-- Stated exercise --
Set every record down verbatim and omit the pictures.

-- Data for this task --
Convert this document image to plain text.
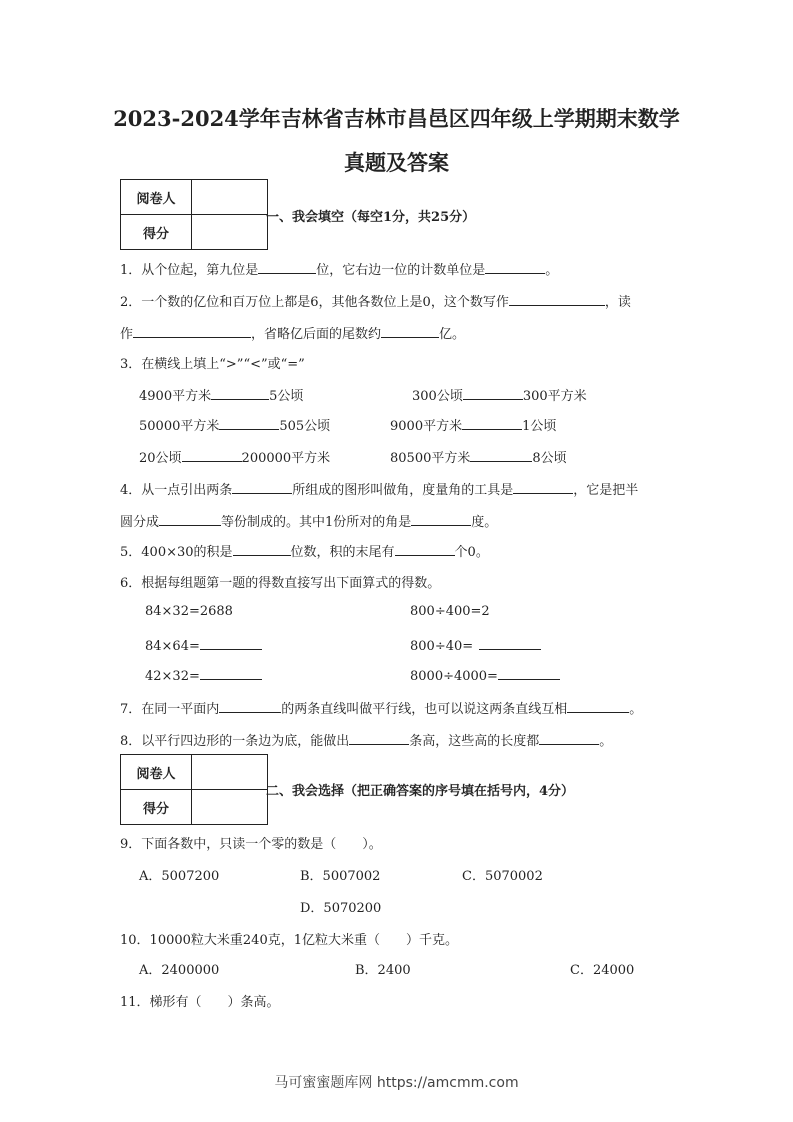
2023-2024学年吉林省吉林市昌邑区四年级上学期期末数学
真题及答案
阅卷人	
得分	
一、我会填空（每空1分，共25分）
1．从个位起，第九位是	位，它右边一位的计数单位是	。
2．一个数的亿位和百万位上都是6，其他各数位上是0，这个数写作	，读
作	，省略亿后面的尾数约	亿。
3．在横线上填上“>”“<”或“=”
4900平方米	5公顷	300公顷	300平方米
50000平方米	505公顷	9000平方米	1公顷
20公顷	200000平方米	80500平方米	8公顷
4．从一点引出两条	所组成的图形叫做角，度量角的工具是	，它是把半
圆分成	等份制成的。其中1份所对的角是	度。
5．400×30的积是	位数，积的末尾有	个0。
6．根据每组题第一题的得数直接写出下面算式的得数。
84×32=2688	800÷400=2
84×64=	800÷40=
42×32=	8000÷4000=
7．在同一平面内	的两条直线叫做平行线，也可以说这两条直线互相	。
8．以平行四边形的一条边为底，能做出	条高，这些高的长度都	。
阅卷人	
得分	
二、我会选择（把正确答案的序号填在括号内，4分）
9．下面各数中，只读一个零的数是（　　）。
A．5007200	B．5007002	C．5070002
D．5070200
10．10000粒大米重240克，1亿粒大米重（　　）千克。
A．2400000	B．2400	C．24000
11．梯形有（　　）条高。
马可蜜蜜题库网 https://amcmm.com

-- Solution to this problem --
Convert this document image to plain text.
2023-2024学年吉林省吉林市昌邑区四年级上学期期末数学
真题及答案
阅卷人	
得分	
一、我会填空（每空1分，共25分）
1．从个位起，第九位是	位，它右边一位的计数单位是	。
2．一个数的亿位和百万位上都是6，其他各数位上是0，这个数写作	，读
作	，省略亿后面的尾数约	亿。
3．在横线上填上“>”“<”或“=”
4900平方米	5公顷	300公顷	300平方米
50000平方米	505公顷	9000平方米	1公顷
20公顷	200000平方米	80500平方米	8公顷
4．从一点引出两条	所组成的图形叫做角，度量角的工具是	，它是把半
圆分成	等份制成的。其中1份所对的角是	度。
5．400×30的积是	位数，积的末尾有	个0。
6．根据每组题第一题的得数直接写出下面算式的得数。
84×32=2688	800÷400=2
84×64=	800÷40=
42×32=	8000÷4000=
7．在同一平面内	的两条直线叫做平行线，也可以说这两条直线互相	。
8．以平行四边形的一条边为底，能做出	条高，这些高的长度都	。
阅卷人	
得分	
二、我会选择（把正确答案的序号填在括号内，4分）
9．下面各数中，只读一个零的数是（　　）。
A．5007200	B．5007002	C．5070002
D．5070200
10．10000粒大米重240克，1亿粒大米重（　　）千克。
A．2400000	B．2400	C．24000
11．梯形有（　　）条高。
马可蜜蜜题库网 https://amcmm.com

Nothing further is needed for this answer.